Given records:
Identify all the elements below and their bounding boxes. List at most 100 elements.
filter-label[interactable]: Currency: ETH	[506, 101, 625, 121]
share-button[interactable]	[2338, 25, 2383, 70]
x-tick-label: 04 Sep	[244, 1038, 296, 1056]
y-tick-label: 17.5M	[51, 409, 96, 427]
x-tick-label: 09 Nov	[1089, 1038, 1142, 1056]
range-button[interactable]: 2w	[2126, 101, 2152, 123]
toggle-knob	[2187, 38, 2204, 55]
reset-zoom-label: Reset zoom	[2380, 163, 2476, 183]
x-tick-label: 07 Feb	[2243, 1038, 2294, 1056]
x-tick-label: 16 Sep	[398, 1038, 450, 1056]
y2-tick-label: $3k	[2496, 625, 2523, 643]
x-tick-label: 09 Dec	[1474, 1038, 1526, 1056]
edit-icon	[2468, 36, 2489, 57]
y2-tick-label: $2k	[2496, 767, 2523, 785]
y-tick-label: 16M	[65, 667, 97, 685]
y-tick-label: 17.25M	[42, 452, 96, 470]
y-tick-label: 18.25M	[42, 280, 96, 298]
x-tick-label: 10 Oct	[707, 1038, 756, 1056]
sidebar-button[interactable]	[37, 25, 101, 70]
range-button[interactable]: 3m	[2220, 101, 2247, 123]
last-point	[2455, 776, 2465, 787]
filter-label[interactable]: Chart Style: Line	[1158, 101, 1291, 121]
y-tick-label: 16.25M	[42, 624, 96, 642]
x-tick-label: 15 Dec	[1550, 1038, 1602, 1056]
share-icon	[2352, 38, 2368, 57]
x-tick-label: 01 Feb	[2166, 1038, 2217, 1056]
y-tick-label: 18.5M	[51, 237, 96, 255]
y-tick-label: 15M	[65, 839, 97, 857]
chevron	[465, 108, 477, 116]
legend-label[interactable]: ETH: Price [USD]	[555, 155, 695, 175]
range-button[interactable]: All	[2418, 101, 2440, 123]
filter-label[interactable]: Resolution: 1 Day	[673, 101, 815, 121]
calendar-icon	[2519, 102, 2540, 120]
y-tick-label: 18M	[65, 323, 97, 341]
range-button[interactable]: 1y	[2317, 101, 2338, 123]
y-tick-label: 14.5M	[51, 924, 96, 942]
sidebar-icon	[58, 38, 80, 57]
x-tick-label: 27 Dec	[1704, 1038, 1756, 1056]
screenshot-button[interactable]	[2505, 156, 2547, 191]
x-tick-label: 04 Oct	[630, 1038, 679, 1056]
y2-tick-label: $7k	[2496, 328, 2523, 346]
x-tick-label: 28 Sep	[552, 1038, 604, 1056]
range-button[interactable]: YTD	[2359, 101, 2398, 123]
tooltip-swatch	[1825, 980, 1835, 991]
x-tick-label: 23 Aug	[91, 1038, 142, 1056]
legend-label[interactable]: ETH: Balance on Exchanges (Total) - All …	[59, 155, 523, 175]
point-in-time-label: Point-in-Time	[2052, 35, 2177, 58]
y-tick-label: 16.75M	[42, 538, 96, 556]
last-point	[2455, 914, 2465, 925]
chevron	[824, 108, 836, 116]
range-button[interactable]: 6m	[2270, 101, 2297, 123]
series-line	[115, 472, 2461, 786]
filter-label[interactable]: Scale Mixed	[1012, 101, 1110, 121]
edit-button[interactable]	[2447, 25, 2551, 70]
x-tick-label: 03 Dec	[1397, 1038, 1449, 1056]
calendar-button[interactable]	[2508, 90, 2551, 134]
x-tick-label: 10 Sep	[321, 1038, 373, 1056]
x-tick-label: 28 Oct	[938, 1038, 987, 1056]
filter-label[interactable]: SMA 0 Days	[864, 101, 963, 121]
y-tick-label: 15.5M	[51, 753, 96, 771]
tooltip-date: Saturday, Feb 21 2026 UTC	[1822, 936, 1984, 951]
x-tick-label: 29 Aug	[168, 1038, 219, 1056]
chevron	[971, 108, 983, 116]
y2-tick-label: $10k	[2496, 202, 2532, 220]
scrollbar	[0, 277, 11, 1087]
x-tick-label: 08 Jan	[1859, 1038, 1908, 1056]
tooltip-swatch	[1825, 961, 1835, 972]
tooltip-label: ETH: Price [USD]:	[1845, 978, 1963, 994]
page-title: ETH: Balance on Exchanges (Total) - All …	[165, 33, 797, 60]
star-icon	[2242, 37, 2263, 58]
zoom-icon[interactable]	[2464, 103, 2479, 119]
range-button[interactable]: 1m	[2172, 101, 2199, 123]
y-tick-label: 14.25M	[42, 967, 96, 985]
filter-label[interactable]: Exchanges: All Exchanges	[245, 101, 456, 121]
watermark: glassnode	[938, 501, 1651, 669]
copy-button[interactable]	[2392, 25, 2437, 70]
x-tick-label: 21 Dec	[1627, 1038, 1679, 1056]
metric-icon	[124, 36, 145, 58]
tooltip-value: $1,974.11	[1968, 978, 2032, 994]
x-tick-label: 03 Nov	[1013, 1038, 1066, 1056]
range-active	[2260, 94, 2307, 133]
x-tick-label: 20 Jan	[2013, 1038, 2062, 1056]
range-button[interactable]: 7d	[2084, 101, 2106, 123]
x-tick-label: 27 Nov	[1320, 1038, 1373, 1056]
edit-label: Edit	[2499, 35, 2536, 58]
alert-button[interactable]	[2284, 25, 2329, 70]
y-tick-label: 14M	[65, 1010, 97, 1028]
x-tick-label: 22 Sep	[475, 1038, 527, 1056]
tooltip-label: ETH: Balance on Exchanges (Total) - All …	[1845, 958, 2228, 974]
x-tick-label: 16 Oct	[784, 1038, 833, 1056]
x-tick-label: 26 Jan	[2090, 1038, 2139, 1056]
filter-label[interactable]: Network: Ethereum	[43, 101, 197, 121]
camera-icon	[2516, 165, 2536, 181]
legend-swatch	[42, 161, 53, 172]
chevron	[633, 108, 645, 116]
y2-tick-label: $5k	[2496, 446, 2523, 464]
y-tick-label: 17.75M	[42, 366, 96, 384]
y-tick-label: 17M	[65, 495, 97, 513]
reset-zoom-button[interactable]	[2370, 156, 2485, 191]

Set problem: Determine how many lines in the entries above contain the string "Price", treating uppercase and lowercase as distinct. Reply with the number alone.

Complete output: 2